## SHORT TASK
Carry on the Court of Appeal sentence judgment from its last sentence.

## PAGE TEXT
• • • • •

Exit Distraction Free Reading Mode
- Unreported Judgment
- Appeal Determined (QCA)
- R v CC[2004] QCA 187
- Add to List
R v CC[2004] QCA 187
R v CC[2004] QCA 187
SUPREME COURT OF QUEENSLAND
PARTIES: | |
FILE NO/S: | |
Court of Appeal | |
PROCEEDING: | Sentence Application |
ORIGINATING COURT: | |
DELIVERED EX TEMPORE ON: | 31 May 2004 |
DELIVERED AT: | Townsville |
HEARING DATE: | 31 May 2004 |
JUDGES: | McMurdo P, Williams JA and Jones J Separate reasons for judgment of each member of the Court, each concurring as to the orders made |
ORDERS: | 1.Grant leave to appeal against sentence 2.Allow the appeal to the extent of adding to the sentence imposed a recommendation that the applicant be eligible to apply for post prison community based release after serving three years |
CATCHWORDS: | CRIMINAL LAW – JURISDICTION, PRACTICE AND PROCEDURE – JUDGMENT AND PUNISHMENT – SENTENCE – FACTORS TO BE TAKEN INTO ACCOUNT – CIRCUMSTANCES OF OFFENDER – where applicant convicted of two counts of rape and one count of indecent assault – where sentenced to eight years imprisonment – where offences occurred some 35 years prior to his plea of guilty – where applicant now 66 years of age – where applicant has demonstrated significant rehabilitation – where complainant was 12 years old at time of offences and violence was involved – whether sentence imposed sufficiently recognised the extent to which the applicant has rehabilitated himself – whether sentence imposed manifestly excessive R v B [2004] QCA 182; CA No 49 of 2004, 28 May 2004, considered R v Irlam; ex parte A-G (Qld) [2002] QCA 235; CA Nos 157 and 173 of 2002, 28 June 2002, considered R v Losch, CA No 248 of 1980, Court of Criminal Appeal Queensland, considered R v Pont [2002] QCA 456; CA No 213 of 2002, 28 October 2002, cited |
COUNSEL: | A W Moynihan for the applicant L J Clare for the respondent |
SOLICITORS: | Legal Aid Queensland for the applicant Director of Public Prosecutions (Queensland) for the respondent |
WILLIAMS JA: The applicant pleaded guilty in the District Court at Cairns on the 28th of January 2004, to two counts of rape and one count of indecent assault. He was sentenced to imprisonment for a period of eight years and seeks leave to appeal against that sentence on the ground that it is manifestly excessive. The events in question occurred some 35 years prior to the plea of guilty.

• • • • •

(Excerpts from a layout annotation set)
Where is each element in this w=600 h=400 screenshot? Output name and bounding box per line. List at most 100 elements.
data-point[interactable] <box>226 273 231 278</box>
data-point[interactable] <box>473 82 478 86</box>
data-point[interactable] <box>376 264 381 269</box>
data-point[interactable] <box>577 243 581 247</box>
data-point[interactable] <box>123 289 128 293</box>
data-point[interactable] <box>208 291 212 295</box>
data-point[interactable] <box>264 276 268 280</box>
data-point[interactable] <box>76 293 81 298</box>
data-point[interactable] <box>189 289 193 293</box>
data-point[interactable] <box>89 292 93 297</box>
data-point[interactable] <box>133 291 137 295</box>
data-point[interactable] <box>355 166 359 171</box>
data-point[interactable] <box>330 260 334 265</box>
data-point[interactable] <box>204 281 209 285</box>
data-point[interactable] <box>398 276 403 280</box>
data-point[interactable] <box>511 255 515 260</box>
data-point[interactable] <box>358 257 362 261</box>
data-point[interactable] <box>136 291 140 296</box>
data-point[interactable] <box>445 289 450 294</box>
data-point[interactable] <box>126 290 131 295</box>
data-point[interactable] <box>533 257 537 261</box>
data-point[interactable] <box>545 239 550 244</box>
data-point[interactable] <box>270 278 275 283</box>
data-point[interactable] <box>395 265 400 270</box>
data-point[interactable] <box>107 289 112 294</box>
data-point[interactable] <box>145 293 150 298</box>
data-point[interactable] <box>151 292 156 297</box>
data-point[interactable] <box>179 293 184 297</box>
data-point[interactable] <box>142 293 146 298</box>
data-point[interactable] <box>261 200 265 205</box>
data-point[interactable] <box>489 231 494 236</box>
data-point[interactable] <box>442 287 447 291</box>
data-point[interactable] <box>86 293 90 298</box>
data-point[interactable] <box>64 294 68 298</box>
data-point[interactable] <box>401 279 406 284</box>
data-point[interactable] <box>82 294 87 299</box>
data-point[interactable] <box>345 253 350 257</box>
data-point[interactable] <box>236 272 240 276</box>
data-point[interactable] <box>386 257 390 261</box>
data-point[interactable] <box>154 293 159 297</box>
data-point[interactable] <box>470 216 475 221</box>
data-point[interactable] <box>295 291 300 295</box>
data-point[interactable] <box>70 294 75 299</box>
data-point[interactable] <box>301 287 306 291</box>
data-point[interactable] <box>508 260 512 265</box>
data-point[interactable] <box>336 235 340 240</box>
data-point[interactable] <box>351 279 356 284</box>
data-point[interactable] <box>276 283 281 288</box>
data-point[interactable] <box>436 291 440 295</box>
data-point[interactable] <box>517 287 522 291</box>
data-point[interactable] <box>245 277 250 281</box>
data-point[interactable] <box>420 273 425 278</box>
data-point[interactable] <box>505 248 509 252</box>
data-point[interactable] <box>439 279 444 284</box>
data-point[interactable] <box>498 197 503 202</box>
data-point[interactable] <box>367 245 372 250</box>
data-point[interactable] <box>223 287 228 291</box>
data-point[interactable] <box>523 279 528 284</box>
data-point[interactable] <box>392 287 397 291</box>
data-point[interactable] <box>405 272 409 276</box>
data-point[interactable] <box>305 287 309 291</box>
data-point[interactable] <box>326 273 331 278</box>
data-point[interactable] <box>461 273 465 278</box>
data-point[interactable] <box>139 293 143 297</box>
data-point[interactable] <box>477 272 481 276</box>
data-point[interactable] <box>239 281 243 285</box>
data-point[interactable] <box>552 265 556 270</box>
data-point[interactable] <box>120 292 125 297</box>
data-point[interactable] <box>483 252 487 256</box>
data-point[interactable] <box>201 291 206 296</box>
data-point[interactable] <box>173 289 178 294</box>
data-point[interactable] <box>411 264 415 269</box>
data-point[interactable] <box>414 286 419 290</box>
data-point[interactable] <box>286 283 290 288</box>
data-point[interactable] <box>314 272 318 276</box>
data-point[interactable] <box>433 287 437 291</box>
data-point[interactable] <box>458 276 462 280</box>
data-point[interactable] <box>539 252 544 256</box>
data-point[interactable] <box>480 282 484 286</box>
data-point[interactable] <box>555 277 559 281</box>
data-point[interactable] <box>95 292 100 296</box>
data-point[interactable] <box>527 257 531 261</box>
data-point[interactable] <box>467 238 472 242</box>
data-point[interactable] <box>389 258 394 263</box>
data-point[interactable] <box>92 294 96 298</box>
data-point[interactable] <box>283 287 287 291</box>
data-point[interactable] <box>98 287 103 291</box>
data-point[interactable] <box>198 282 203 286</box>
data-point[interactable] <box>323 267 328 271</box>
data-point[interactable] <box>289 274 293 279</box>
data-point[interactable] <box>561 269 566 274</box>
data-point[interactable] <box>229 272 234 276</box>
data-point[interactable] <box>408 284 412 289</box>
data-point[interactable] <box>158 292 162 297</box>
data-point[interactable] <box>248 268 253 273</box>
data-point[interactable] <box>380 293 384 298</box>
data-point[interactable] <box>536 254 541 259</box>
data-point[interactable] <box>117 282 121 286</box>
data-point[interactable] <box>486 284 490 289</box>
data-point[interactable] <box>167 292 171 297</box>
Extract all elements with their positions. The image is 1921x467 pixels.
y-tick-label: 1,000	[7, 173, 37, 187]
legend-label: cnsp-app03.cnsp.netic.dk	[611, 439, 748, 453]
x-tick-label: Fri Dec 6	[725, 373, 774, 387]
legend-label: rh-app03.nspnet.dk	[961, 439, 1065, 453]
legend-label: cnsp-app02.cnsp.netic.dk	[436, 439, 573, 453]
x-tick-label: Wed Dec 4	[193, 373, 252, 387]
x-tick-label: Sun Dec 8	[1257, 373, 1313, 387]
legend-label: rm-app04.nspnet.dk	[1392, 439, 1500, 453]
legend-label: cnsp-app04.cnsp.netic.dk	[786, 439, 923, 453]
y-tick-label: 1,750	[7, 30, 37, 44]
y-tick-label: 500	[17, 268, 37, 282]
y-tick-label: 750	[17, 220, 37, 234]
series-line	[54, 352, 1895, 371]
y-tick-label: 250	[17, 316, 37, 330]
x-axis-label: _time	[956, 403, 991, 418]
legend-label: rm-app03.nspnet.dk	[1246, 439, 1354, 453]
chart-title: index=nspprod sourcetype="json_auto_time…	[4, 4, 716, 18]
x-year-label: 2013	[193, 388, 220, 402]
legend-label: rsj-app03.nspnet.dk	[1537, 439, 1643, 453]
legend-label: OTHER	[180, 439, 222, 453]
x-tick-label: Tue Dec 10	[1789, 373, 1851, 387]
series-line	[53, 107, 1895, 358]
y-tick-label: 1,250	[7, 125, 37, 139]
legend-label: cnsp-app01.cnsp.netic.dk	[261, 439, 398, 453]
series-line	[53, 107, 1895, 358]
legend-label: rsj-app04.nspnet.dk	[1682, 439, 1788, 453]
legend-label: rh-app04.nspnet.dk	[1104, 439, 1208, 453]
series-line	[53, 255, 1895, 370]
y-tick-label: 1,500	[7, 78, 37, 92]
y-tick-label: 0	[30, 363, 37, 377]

• • • • •

## EXERCISE RESPONSE
Between 1 September 1968 and 30 November 1968, the complainant, then a 12 year old girl, was temporarily living with the appellant and his wife while her mother was convalescing. The applicant was her uncle.
On an occasion during that period, he drove the complainant and her cousin to an isolated bush setting in his motor vehicle. He ordered the distressed complainant to remove her clothes. When she refused, he forced her into the vehicle and stripped her. He held a knife to her throat and then had sexual intercourse with her for a period of time. She was allowed to dress and leave the vehicle to urinate, but was generally kept in the vicinity of the vehicle for a considerable period of time.
It would seem some hours after the first incident, the applicant again removed the complainant's clothes, fondled her breasts, digitally penetrated her vagina, forced her to perform fellatio on him making her sick, and then again had intercourse with her. Subsequently, the applicant slapped her face before again removing her underpants and having sexual intercourse with her.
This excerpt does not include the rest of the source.